Page excerpt:
━━━━━━━━
Table 4-1 The .NET Data Provider Objects
| Object | Description |
| Connection | Connects to data source and has transaction capabilities |
| Command | Enables access to database commands to handle the following: return data, modify data, run stored procedures, and send and receive parameters |
| DataReader | High-performance, one-record-at-a-time data stream |
| DataAdapter | Bridge between data source and DataSet |
| DataSet | Disconnected, in-memory representation of data source, which contains tables as DataTable collections and relations as Relations collections |
Connection Object
The simplest object we deal with is the Connection object. The only parameter it needs is the connection string. Here's an example. (The boldface line shows the object in action.)
Dim ConnectionString as String
Dim ConnectionObject as SQLConnection
ConnectionString ="data source=local; initial catalog=Northwind;"& _
"password= ;id="
ConnectionObject = New SQLConnection(ConnectionString)
━━━━━━━━
Records:
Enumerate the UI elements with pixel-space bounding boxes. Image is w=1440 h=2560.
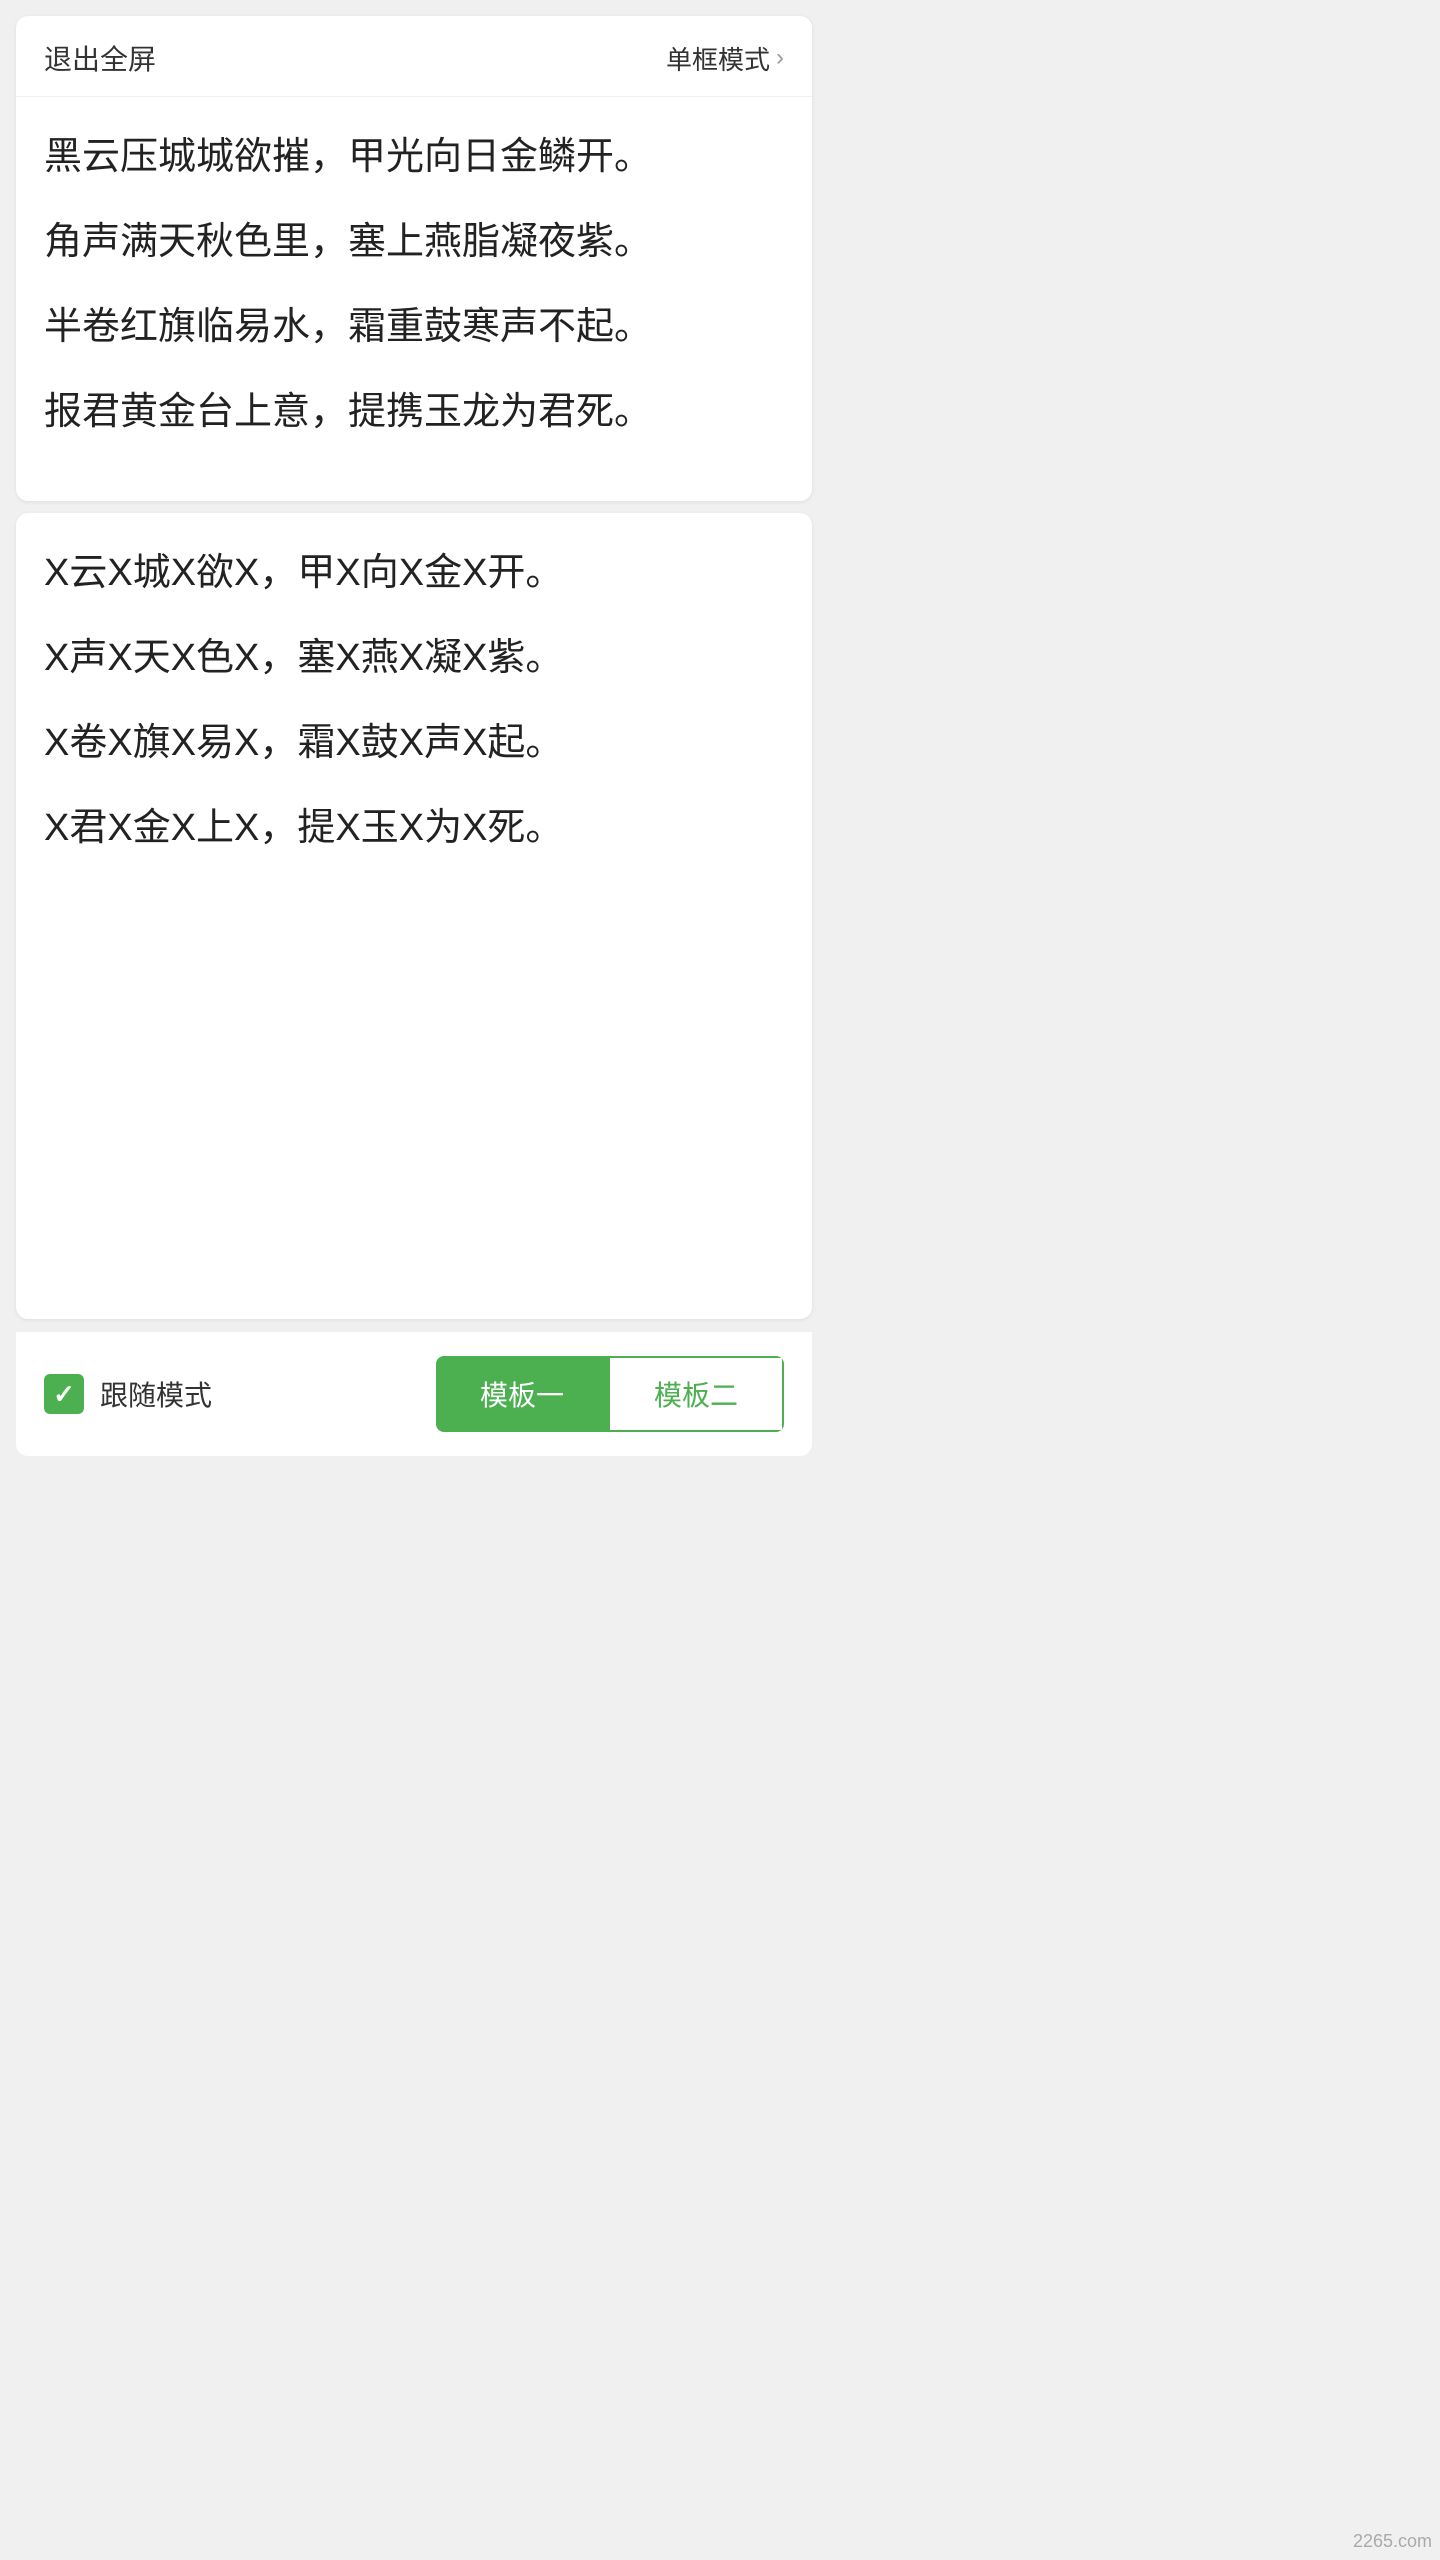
cloze-line-1: X云X城X欲X，甲X向X金X开。	[44, 545, 784, 602]
top-panel: 退出全屏 单框模式 › 黑云压城城欲摧，甲光向日金鳞开。 角声满天秋色里，塞上燕…	[16, 16, 812, 501]
watermark: 2265.com	[1353, 2531, 1432, 2552]
cloze-content: X云X城X欲X，甲X向X金X开。 X声X天X色X，塞X燕X凝X紫。 X卷X旗X易…	[16, 513, 812, 897]
poem-line-3: 半卷红旗临易水，霜重鼓寒声不起。	[44, 299, 784, 356]
exit-fullscreen-button[interactable]: 退出全屏	[44, 38, 156, 78]
template-buttons: 模板一 模板二	[436, 1356, 784, 1432]
follow-mode-checkbox[interactable]: ✓	[44, 1374, 84, 1414]
follow-mode-container: ✓ 跟随模式	[44, 1374, 212, 1414]
top-bar: 退出全屏 单框模式 ›	[16, 16, 812, 97]
bottom-toolbar: ✓ 跟随模式 模板一 模板二	[16, 1331, 812, 1456]
poem-content: 黑云压城城欲摧，甲光向日金鳞开。 角声满天秋色里，塞上燕脂凝夜紫。 半卷红旗临易…	[16, 97, 812, 501]
poem-line-2: 角声满天秋色里，塞上燕脂凝夜紫。	[44, 214, 784, 271]
spacer	[16, 897, 812, 1097]
poem-line-4: 报君黄金台上意，提携玉龙为君死。	[44, 384, 784, 441]
checkmark-icon: ✓	[53, 1381, 75, 1407]
single-frame-label: 单框模式	[666, 40, 770, 77]
template-two-button[interactable]: 模板二	[608, 1356, 784, 1432]
bottom-panel: X云X城X欲X，甲X向X金X开。 X声X天X色X，塞X燕X凝X紫。 X卷X旗X易…	[16, 513, 812, 1319]
single-frame-mode-button[interactable]: 单框模式 ›	[666, 40, 784, 77]
follow-mode-label: 跟随模式	[100, 1374, 212, 1414]
cloze-line-2: X声X天X色X，塞X燕X凝X紫。	[44, 630, 784, 687]
poem-line-1: 黑云压城城欲摧，甲光向日金鳞开。	[44, 129, 784, 186]
chevron-right-icon: ›	[776, 44, 784, 72]
cloze-line-3: X卷X旗X易X，霜X鼓X声X起。	[44, 715, 784, 772]
cloze-line-4: X君X金X上X，提X玉X为X死。	[44, 800, 784, 857]
template-one-button[interactable]: 模板一	[436, 1356, 608, 1432]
━━━━━━━━
What is asked: Please resume the excerpt on .NET data provider objects, picking up right after its last line. The listing stands apart from the excerpt on .NET data provider objects.

Result of this exercise:
In addition to using the Connection object as the connection to the data source, we can use it for transactions. We use SQL Server's transaction capabilities predominantly within our stored procedure, but it's good to know that we have other options. Transactions are implemented in ADO.NET by declaring a variable to hold the Transaction object. After we open the connection, we use the BeginTransaction method from the Transaction object. Here is the code up to this point:
'Declare a variable with the SQLTransaction object.
Dim TransactionObject as SQLTransaction
'Open connection.
ConnectionObject.Open()
'Start transaction-based connection.
TransactionObject = ConnectionObject.BeginTransaction
The next step is to define the Command object. (We'll discuss this object in more detail in the next section.) We enroll the Command object into our current transaction:
CommandObject = New SQLCommand(SelectStatement, ConnectionObject)
'Attach command to transaction.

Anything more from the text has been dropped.